> Task goal: Only the lines holding the string "thống" are needed. Copy each one.

::::::::

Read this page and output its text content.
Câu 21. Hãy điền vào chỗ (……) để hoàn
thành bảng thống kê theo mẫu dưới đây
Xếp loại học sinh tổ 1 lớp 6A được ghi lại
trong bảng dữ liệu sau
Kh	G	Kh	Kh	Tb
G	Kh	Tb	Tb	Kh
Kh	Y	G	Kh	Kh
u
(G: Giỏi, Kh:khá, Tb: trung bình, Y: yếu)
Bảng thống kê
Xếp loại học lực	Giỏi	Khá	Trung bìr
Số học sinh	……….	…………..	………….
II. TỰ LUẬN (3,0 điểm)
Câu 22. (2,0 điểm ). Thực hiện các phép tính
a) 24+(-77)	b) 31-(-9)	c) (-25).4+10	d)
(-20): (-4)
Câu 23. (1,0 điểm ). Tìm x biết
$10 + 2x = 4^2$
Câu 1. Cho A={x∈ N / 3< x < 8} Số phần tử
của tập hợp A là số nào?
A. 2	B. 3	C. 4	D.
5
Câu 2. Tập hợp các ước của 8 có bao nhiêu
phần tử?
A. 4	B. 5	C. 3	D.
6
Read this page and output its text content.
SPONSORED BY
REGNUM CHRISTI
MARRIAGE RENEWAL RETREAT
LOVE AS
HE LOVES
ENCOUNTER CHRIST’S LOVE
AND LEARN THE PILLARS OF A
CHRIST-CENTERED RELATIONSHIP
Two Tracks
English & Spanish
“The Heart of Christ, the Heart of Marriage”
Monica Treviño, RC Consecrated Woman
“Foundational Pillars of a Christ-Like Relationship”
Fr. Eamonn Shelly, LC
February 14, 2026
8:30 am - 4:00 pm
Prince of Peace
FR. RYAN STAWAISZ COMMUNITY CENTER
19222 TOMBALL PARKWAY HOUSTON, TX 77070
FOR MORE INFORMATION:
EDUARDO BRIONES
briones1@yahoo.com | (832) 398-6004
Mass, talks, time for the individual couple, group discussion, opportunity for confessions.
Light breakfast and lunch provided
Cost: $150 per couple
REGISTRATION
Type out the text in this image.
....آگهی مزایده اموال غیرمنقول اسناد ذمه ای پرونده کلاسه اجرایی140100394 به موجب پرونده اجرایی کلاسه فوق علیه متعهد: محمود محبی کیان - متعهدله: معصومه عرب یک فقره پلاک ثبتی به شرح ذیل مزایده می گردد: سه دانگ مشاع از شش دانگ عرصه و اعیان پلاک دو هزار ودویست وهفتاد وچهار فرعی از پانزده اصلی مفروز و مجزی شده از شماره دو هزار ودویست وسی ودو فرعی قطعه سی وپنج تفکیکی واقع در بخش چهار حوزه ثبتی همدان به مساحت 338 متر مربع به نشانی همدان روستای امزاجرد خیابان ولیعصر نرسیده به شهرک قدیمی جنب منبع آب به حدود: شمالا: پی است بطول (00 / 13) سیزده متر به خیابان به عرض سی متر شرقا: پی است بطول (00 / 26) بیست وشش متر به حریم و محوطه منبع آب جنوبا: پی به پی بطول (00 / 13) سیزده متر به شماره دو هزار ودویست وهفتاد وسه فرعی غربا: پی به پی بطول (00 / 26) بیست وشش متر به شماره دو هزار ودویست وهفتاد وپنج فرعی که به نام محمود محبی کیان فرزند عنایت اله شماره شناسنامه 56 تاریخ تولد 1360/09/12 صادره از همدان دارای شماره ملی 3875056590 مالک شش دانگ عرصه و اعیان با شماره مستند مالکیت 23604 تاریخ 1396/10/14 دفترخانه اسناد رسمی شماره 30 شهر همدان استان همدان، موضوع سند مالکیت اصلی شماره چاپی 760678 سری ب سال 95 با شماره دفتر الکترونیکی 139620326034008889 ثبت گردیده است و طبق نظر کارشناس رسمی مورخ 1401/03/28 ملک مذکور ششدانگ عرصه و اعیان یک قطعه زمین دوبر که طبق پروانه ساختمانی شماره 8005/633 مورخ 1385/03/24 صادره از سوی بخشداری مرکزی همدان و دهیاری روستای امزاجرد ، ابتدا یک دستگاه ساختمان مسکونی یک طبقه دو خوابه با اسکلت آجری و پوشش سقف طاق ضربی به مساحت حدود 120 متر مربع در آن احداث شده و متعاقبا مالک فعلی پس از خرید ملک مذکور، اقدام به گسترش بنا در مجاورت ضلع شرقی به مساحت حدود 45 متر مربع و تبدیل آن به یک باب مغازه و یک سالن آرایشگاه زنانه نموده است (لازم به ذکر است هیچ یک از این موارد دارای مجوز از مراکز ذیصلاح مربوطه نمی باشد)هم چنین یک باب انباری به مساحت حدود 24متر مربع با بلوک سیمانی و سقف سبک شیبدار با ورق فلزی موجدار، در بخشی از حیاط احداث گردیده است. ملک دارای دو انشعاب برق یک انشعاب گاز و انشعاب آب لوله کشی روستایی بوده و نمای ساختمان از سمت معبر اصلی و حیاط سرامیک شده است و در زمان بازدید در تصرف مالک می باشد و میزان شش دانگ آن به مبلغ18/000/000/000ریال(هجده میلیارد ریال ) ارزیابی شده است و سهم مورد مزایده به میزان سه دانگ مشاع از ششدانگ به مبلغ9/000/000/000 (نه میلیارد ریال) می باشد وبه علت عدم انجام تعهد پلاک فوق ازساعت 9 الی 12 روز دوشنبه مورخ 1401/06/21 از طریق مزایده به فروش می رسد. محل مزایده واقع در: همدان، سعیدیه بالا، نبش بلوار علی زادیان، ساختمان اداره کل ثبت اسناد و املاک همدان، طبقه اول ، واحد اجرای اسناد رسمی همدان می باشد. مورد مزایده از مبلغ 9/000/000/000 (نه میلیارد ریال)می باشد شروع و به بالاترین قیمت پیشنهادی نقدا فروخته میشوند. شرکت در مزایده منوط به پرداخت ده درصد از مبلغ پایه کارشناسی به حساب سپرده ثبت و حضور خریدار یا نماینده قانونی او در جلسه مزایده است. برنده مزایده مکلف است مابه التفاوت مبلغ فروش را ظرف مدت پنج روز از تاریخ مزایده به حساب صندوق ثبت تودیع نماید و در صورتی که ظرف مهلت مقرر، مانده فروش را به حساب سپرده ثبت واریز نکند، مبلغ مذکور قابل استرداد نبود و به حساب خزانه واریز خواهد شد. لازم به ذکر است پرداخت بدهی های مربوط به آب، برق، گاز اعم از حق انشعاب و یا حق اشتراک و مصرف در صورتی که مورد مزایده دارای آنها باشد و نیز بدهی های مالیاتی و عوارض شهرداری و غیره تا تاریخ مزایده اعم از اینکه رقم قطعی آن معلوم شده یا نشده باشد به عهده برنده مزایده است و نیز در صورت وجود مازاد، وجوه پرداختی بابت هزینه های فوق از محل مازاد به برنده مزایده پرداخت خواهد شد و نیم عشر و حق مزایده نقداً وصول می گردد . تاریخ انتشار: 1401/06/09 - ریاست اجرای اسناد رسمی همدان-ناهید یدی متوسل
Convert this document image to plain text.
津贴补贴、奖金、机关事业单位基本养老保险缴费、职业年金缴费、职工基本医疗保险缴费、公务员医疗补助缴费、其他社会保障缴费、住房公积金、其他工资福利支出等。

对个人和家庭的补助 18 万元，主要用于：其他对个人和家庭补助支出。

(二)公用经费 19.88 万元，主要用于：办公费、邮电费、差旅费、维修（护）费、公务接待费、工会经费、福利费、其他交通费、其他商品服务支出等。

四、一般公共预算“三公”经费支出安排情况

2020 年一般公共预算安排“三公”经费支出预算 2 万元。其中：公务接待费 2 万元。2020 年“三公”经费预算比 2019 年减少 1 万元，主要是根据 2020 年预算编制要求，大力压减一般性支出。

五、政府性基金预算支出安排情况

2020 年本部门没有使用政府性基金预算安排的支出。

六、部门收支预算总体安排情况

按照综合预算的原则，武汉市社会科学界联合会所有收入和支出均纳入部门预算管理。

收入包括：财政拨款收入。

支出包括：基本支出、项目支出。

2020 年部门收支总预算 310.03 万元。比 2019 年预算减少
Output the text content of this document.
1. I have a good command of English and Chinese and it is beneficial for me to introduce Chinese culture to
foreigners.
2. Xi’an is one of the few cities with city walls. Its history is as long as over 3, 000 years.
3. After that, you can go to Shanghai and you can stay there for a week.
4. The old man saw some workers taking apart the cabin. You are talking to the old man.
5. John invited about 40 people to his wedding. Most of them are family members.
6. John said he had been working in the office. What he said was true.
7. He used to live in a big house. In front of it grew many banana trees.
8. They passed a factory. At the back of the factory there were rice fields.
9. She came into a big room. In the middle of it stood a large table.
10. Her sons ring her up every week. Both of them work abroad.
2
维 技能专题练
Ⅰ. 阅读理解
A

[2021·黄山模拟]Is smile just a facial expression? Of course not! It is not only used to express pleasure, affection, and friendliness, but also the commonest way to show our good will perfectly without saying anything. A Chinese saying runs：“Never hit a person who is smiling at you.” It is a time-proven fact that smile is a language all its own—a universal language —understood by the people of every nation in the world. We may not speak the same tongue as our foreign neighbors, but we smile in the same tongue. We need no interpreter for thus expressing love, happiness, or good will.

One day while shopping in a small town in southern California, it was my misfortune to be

::::::::

> Response below:
thành bảng thống kê theo mẫu dưới đây
Bảng thống kê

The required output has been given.